Exercise tasks:
- a) In the court opinion, on what date did the Defendant's re-trial begin?
- b) List every full calendar date (month, day and year) that appears in the court opinion.
- c) Resume the court opinion from where it stops.

Reading text:
United States District Court, Central District of Illinois, Springfield Division
September 27, 2000
UNITED STATES OF AMERICA, PLAINTIFF,
ROBERT SCOTT, DEFENDANT.
The opinion of the court was delivered by: Richard Mills, District Judge.
Apprendi is the law of the land and is binding on this
However, Apprendi's holding does not result in the sentence
which Defendant seeks.
On June 11, 1999, a federal grand jury indicted Defendant for
conspiring to possess with the intent to distribute and to
distribute marijuana and cocaine in violation of 21 U.S.C. § 841
and § 846. Defendant's trial began on November 29, 1999. On
December 15, 1999, the jury informed the Court that it was
deadlocked and unable to reach a unanimous verdict. Accordingly,
the Court declared a mistrial.
Defendant's re-trial began on April 3, 2000. On April 13,
2000, the jury found Defendant guilty of conspiracy as charged
in the indictment, and the Court ordered the United States
Probation Office to prepare a Presentence Investigation Report
("PSR"). Defendant has now raised the following unresolved
objections to his PSR.
II. OBJECTIONS AND FINDINGS
Defendant objects to the Court making factual findings
regarding the type and amount of drugs which were distributed as
part of the conspiracy of which he was convicted. Defendant
argues that, pursuant to Apprendi v. New Jersey, ___ U.S. ___,
120 S.Ct. 2348, 147 L.Ed.2d 435 (2000), the Court cannot make
factual determinations regarding any matter which would increase
his statutory penalty. Defendant asserts that, because the jury
did not determine the type of drugs and the amount of drugs
distributed as part of the conspiracy, the Court should sentence
him pursuant to 18 U.S.C. § 371 which is the statutory penalty
provision for the crime of conspiracy to defraud the United
States and which carries a maximum penalty of five years.
Initially, the Court notes that even assuming, arguendo,
that Defendant's Apprendi argument carries the day for him,
his sentence is not governed by 18 U.S.C. § 371. Title
18 U.S.C. § 371 establishes the statutory penalty for the crime of
conspiring to defraud the United States of
America or one of its agencies. Defendant was convicted of
conspiring to possess with the intent to distribute and to
distribute marijuana and cocaine in violation of
21 U.S.C. § 841(a)(1) and § 846. The applicable statutory penalty provisions
for this crime is codified at 21 U.S.C. § 841(b). Thus, the best
that Defendant can hope for — as far as his sentence is
concerned — is that this Court sentences him pursuant to
21 U.S.C. § 841(b)(1)(D) which provides for a maximum sentence of
ten years if the offense involved less than 50 kilograms of
marijuana and involved no schedule I or II controlled
substances. Title 18 U.S.C. § 371 is simply inapplicable to
Although the Court followed the well-established law in this
circuit at trial, in light of Apprendi, there is little doubt
that this Court erred in instructing the jury that it need not
decide, beyond a reasonable doubt, what type of narcotic(s)

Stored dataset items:
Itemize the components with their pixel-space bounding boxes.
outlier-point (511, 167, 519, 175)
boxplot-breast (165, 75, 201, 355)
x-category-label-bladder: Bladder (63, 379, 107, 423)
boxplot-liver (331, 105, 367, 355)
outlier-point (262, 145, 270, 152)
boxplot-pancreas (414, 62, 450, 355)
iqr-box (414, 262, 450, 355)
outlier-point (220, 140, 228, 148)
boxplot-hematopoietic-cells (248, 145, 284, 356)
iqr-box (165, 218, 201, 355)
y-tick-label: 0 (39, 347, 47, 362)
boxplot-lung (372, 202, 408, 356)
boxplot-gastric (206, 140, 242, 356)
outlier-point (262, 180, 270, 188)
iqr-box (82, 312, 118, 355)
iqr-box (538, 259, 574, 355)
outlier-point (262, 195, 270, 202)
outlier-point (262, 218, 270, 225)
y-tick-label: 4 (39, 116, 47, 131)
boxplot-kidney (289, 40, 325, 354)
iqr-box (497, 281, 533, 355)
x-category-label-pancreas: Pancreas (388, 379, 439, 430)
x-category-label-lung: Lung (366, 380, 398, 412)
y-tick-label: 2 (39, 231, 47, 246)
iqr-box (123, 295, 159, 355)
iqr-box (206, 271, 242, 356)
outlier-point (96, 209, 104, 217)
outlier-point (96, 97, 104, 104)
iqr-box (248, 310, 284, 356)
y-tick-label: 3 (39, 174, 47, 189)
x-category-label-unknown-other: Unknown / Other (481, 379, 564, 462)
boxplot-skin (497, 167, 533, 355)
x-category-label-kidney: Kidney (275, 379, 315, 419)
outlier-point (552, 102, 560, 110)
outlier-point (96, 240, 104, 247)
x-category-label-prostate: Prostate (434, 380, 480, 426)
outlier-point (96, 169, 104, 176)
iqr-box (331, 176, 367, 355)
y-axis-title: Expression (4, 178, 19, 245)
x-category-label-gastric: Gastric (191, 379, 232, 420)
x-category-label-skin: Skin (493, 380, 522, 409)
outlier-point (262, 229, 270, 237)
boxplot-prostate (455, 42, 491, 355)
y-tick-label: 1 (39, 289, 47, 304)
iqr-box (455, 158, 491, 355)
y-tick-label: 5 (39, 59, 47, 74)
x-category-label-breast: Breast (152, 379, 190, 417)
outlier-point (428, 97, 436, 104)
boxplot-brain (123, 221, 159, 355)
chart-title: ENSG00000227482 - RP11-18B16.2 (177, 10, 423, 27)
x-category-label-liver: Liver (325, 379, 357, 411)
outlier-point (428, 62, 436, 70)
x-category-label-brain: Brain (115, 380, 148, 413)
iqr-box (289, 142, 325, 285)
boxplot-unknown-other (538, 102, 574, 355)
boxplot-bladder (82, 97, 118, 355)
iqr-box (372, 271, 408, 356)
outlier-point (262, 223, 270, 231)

The answers:
- a) April 3, 2000

- b) September 27, 2000; June 11, 1999; November 29, 1999; December 15, 1999; April 3, 2000; April 13, 2000

- c)
Defendant conspired to possess with the intent to distribute and
to distribute and erred in failing to instruct the jury to
determine, beyond a reasonable doubt, the amount of drugs which
were distributed as part of the conspiracy. Apprendi, ___ U.S.
at ___ - ___, 120 S.Ct. at 2362-63. The United States Supreme
Court explained in Apprendi that "[o]ther than the fact of a
prior conviction, any fact that increases the penalty for a
crime beyond the prescribed statutory maximum must be submitted
to a jury, and proved beyond a reasonable doubt." Id. The jury
in this cause did not determine beyond a reasonable doubt the
type and quantity of drugs distributed in Defendant's
conspiracy, and the Court erred in failing to instruct the jury
to make these determinations.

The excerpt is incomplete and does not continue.